WHAT TO WORK ON. What is the number of lines holding the word "物理部分为第"? Write that number and nothing else.

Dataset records
_____

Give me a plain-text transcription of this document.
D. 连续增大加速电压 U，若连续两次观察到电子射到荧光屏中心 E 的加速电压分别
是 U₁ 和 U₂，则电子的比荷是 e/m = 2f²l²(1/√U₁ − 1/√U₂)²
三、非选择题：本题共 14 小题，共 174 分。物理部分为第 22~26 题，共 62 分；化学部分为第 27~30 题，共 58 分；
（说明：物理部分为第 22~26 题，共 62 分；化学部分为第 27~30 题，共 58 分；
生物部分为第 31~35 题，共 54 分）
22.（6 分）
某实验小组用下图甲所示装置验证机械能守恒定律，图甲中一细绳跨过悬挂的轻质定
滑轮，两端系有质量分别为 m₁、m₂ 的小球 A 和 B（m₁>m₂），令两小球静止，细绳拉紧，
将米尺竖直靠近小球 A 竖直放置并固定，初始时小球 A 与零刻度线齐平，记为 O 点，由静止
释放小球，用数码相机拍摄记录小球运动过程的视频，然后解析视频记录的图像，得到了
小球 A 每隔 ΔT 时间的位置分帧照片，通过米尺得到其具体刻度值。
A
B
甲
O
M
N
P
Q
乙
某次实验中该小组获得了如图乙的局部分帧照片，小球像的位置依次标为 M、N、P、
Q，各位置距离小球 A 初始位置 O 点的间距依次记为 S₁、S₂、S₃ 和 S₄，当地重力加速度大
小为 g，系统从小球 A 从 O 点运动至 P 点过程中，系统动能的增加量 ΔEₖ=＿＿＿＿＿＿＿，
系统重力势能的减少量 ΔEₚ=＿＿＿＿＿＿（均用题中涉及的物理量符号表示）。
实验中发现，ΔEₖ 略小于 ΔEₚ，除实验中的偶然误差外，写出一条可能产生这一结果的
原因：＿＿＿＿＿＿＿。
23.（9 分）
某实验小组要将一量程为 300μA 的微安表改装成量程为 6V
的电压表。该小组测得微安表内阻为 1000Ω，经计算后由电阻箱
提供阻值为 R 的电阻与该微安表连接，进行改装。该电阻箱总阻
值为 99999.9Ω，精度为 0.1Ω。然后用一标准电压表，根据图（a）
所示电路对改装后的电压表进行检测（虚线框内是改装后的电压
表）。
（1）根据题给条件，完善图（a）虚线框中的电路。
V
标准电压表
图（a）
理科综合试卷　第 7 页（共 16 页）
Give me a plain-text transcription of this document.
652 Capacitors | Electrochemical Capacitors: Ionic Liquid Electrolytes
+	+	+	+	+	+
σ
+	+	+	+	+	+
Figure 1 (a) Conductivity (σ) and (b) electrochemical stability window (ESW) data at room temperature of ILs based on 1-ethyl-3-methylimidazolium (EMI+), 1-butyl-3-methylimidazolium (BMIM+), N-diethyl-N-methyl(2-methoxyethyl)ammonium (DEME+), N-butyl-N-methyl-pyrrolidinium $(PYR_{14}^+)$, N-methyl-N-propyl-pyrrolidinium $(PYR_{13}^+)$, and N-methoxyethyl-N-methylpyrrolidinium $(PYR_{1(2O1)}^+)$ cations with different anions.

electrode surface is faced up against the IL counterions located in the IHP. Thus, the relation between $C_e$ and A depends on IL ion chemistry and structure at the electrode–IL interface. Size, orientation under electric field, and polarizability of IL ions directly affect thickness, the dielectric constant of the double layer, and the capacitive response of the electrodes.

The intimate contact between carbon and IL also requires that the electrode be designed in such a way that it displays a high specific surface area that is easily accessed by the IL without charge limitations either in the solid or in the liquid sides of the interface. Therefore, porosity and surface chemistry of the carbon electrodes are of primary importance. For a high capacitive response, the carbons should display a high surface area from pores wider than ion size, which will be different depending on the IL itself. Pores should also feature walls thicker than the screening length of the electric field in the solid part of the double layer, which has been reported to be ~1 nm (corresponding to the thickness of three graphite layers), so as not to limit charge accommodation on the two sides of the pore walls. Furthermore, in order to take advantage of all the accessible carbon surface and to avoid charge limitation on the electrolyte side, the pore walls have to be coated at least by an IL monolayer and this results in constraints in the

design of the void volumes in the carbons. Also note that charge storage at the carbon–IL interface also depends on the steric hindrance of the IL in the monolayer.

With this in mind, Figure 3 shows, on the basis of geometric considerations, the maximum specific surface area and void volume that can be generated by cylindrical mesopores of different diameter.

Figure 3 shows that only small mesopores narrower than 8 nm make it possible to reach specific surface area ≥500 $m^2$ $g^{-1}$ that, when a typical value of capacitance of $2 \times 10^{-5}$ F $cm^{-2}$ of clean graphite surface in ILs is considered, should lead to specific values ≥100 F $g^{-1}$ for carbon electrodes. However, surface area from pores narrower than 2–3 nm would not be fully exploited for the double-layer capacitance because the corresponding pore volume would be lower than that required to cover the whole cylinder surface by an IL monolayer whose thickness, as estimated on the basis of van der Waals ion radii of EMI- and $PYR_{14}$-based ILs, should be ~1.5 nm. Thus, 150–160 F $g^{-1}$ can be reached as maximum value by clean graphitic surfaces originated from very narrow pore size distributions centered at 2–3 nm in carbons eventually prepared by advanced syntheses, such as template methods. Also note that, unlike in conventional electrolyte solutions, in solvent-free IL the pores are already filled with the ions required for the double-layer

_____

SOLUTION TO THIS EXERCISE. 2